:: TASK TO COMPLETE ::
Output the data that follows exactly, line for line.

:: MATERIAL ::
_ _ _ _ _ _ _

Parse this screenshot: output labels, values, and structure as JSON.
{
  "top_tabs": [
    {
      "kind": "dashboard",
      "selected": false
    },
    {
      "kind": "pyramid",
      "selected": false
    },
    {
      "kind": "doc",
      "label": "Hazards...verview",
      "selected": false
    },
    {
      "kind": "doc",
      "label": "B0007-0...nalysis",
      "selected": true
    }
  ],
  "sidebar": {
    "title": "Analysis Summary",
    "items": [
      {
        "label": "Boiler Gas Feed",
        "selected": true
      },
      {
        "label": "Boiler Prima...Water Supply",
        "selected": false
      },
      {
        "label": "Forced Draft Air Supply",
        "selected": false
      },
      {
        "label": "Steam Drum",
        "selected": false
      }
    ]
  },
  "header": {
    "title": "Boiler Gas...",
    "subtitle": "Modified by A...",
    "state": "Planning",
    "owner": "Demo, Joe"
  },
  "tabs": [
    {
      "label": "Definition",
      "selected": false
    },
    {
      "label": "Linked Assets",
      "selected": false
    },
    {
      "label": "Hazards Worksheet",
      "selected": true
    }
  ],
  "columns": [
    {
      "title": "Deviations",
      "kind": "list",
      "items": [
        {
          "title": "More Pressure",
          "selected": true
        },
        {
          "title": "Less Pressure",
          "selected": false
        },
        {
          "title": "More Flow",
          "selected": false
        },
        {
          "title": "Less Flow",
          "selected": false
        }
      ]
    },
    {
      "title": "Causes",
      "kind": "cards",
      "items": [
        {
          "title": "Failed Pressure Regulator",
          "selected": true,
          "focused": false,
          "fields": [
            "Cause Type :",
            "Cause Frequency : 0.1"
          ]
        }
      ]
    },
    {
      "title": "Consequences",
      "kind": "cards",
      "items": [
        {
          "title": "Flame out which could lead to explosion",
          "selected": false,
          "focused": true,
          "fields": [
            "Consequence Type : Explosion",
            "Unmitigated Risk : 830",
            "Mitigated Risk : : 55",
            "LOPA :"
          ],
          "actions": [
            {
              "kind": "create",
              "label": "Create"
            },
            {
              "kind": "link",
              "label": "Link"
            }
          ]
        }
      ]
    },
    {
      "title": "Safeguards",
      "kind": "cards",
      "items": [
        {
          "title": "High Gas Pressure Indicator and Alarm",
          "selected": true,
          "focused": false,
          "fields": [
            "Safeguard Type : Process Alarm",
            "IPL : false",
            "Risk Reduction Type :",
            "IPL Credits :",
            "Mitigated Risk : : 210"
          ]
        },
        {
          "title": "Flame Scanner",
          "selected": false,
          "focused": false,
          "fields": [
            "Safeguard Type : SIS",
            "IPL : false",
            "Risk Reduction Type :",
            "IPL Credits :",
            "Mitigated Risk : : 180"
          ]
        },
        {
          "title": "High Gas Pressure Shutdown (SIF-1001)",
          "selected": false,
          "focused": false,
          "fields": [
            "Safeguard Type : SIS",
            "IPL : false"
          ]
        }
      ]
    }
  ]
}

_ _ _ _ _ _ _

:: RESULT FOR THIS TASK ::
Parse this screenshot: output labels, values, and structure as JSON.
{
  "top_tabs": [
    {
      "kind": "dashboard",
      "selected": false
    },
    {
      "kind": "pyramid",
      "selected": false
    },
    {
      "kind": "doc",
      "label": "Hazards...verview",
      "selected": false
    },
    {
      "kind": "doc",
      "label": "B0007-0...nalysis",
      "selected": true
    }
  ],
  "sidebar": {
    "title": "Analysis Summary",
    "items": [
      {
        "label": "Boiler Gas Feed",
        "selected": true
      },
      {
        "label": "Boiler Prima...Water Supply",
        "selected": false
      },
      {
        "label": "Forced Draft Air Supply",
        "selected": false
      },
      {
        "label": "Steam Drum",
        "selected": false
      }
    ]
  },
  "header": {
    "title": "Boiler Gas...",
    "subtitle": "Modified by A...",
    "state": "Planning",
    "owner": "Demo, Joe"
  },
  "tabs": [
    {
      "label": "Definition",
      "selected": false
    },
    {
      "label": "Linked Assets",
      "selected": false
    },
    {
      "label": "Hazards Worksheet",
      "selected": true
    }
  ],
  "columns": [
    {
      "title": "Deviations",
      "kind": "list",
      "items": [
        {
          "title": "More Pressure",
          "selected": true
        },
        {
          "title": "Less Pressure",
          "selected": false
        },
        {
          "title": "More Flow",
          "selected": false
        },
        {
          "title": "Less Flow",
          "selected": false
        }
      ]
    },
    {
      "title": "Causes",
      "kind": "cards",
      "items": [
        {
          "title": "Failed Pressure Regulator",
          "selected": true,
          "focused": false,
          "fields": [
            "Cause Type :",
            "Cause Frequency : 0.1"
          ]
        }
      ]
    },
    {
      "title": "Consequences",
      "kind": "cards",
      "items": [
        {
          "title": "Flame out which could lead to explosion",
          "selected": false,
          "focused": true,
          "fields": [
            "Consequence Type : Explosion",
            "Unmitigated Risk : 830",
            "Mitigated Risk : : 55",
            "LOPA :"
          ],
          "actions": [
            {
              "kind": "create",
              "label": "Create"
            },
            {
              "kind": "link",
              "label": "Link"
            }
          ]
        }
      ]
    },
    {
      "title": "Safeguards",
      "kind": "cards",
      "items": [
        {
          "title": "High Gas Pressure Indicator and Alarm",
          "selected": true,
          "focused": false,
          "fields": [
            "Safeguard Type : Process Alarm",
            "IPL : false",
            "Risk Reduction Type :",
            "IPL Credits :",
            "Mitigated Risk : : 210"
          ]
        },
        {
          "title": "Flame Scanner",
          "selected": false,
          "focused": false,
          "fields": [
            "Safeguard Type : SIS",
            "IPL : false",
            "Risk Reduction Type :",
            "IPL Credits :",
            "Mitigated Risk : : 180"
          ]
        },
        {
          "title": "High Gas Pressure Shutdown (SIF-1001)",
          "selected": false,
          "focused": false,
          "fields": [
            "Safeguard Type : SIS",
            "IPL : false"
          ]
        }
      ]
    }
  ]
}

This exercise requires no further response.